— BEGIN —

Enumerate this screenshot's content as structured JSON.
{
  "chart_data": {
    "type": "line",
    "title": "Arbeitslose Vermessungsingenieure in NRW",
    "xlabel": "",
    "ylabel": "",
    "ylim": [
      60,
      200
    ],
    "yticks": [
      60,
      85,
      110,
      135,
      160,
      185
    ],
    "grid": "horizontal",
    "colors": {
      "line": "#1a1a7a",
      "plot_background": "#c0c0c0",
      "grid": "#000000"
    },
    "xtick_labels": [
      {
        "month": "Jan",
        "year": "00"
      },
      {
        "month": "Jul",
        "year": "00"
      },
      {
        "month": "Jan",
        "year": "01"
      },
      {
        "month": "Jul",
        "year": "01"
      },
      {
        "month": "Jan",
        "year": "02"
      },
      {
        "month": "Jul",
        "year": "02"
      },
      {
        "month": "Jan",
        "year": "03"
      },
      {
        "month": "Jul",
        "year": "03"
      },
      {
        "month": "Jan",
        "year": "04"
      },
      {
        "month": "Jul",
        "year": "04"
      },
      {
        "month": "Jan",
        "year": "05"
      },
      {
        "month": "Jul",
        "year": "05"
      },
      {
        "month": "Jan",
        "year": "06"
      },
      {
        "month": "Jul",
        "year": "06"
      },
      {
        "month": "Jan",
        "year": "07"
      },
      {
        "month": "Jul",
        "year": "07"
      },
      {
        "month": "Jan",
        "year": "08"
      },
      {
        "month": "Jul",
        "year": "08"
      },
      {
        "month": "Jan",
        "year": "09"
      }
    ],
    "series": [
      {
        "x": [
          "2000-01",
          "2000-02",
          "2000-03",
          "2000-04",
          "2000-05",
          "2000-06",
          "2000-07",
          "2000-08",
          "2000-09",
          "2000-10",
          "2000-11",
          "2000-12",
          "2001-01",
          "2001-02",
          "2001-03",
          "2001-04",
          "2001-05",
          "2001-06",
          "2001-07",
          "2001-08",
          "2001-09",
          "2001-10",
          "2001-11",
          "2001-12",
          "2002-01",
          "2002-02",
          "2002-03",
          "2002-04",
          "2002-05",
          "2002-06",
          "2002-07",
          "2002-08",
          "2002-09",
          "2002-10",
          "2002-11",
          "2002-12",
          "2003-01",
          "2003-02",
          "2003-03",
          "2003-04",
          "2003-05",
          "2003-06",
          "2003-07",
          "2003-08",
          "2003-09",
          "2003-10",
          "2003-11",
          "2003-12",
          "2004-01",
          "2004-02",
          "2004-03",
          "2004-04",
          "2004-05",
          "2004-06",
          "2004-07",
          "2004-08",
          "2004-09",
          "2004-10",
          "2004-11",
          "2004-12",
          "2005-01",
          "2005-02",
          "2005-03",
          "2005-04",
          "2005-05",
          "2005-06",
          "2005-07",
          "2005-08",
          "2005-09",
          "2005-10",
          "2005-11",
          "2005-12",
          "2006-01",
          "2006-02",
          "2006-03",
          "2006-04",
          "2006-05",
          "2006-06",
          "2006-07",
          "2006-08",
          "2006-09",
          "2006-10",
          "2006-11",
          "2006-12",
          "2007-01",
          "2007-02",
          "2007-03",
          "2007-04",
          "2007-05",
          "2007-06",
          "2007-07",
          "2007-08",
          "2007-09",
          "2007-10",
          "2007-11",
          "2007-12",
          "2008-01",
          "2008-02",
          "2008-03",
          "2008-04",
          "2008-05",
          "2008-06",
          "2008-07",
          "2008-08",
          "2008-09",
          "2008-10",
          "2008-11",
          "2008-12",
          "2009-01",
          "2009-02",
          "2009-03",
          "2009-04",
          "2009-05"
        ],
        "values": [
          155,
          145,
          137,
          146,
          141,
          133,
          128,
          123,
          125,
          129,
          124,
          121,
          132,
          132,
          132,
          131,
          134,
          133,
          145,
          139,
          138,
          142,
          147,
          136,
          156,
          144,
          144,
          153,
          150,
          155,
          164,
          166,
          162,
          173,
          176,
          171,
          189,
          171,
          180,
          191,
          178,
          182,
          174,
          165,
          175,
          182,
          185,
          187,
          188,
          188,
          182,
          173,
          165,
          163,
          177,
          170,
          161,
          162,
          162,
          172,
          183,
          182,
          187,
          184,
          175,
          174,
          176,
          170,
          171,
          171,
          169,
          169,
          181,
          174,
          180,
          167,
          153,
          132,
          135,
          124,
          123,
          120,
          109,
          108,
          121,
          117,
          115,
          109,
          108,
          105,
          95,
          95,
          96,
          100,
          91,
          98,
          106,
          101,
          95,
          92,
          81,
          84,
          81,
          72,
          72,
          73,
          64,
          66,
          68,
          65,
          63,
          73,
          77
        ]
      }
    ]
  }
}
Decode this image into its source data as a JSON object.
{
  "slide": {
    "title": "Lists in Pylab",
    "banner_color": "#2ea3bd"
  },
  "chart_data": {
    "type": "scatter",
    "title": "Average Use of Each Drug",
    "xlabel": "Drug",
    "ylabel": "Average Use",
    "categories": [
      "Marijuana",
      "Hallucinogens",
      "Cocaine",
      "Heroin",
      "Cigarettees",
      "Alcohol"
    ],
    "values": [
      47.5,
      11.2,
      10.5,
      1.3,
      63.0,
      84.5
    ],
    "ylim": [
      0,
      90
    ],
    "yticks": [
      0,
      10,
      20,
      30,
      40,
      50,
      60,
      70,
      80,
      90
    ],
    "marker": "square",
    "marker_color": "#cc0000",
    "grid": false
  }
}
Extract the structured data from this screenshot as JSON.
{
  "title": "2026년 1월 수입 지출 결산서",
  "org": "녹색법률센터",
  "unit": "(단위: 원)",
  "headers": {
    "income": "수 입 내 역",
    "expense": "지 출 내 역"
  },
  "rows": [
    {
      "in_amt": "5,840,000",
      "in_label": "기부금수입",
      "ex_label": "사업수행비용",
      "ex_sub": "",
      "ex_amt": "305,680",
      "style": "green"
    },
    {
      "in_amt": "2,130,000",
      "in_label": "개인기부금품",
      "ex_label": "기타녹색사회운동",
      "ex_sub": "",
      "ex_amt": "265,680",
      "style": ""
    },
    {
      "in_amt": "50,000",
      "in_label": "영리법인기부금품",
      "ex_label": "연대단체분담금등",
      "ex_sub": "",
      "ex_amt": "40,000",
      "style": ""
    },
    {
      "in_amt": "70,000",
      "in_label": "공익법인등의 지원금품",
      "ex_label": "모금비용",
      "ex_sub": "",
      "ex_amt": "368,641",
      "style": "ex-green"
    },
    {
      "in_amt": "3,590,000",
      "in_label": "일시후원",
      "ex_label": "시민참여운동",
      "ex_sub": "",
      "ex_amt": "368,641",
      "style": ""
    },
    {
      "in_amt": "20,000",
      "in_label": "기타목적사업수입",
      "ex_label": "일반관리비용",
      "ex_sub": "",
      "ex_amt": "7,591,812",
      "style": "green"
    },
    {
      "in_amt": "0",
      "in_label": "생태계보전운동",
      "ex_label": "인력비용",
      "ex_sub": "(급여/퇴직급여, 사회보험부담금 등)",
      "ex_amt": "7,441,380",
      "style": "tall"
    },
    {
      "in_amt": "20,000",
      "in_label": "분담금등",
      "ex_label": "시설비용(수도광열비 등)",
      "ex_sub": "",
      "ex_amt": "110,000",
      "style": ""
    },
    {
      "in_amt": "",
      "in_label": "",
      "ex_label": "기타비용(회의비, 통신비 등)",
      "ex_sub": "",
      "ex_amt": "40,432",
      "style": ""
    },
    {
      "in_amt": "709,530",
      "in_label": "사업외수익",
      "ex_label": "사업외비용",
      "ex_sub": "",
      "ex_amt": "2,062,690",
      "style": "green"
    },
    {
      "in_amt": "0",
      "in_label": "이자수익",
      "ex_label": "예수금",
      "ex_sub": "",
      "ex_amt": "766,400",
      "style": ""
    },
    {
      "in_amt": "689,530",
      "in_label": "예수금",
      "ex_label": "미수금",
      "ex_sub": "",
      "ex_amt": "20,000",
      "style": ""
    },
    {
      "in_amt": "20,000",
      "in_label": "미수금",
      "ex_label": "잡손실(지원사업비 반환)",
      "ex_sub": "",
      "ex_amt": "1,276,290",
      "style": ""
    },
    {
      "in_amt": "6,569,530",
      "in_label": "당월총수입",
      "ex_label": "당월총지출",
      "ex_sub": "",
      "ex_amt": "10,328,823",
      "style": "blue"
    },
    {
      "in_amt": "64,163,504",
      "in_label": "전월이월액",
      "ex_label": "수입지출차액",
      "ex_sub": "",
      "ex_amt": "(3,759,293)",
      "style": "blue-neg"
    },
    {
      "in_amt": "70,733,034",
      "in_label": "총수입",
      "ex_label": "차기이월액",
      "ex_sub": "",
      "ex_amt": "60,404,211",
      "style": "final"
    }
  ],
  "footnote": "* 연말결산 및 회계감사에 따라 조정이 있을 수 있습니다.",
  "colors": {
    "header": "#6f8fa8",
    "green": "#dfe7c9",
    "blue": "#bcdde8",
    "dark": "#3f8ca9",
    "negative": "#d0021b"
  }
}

— END —

● EXERCISE TASK
Exactly how many lines contain "JSON"? State the number and nothing else.

● SOLVED EXERCISE
3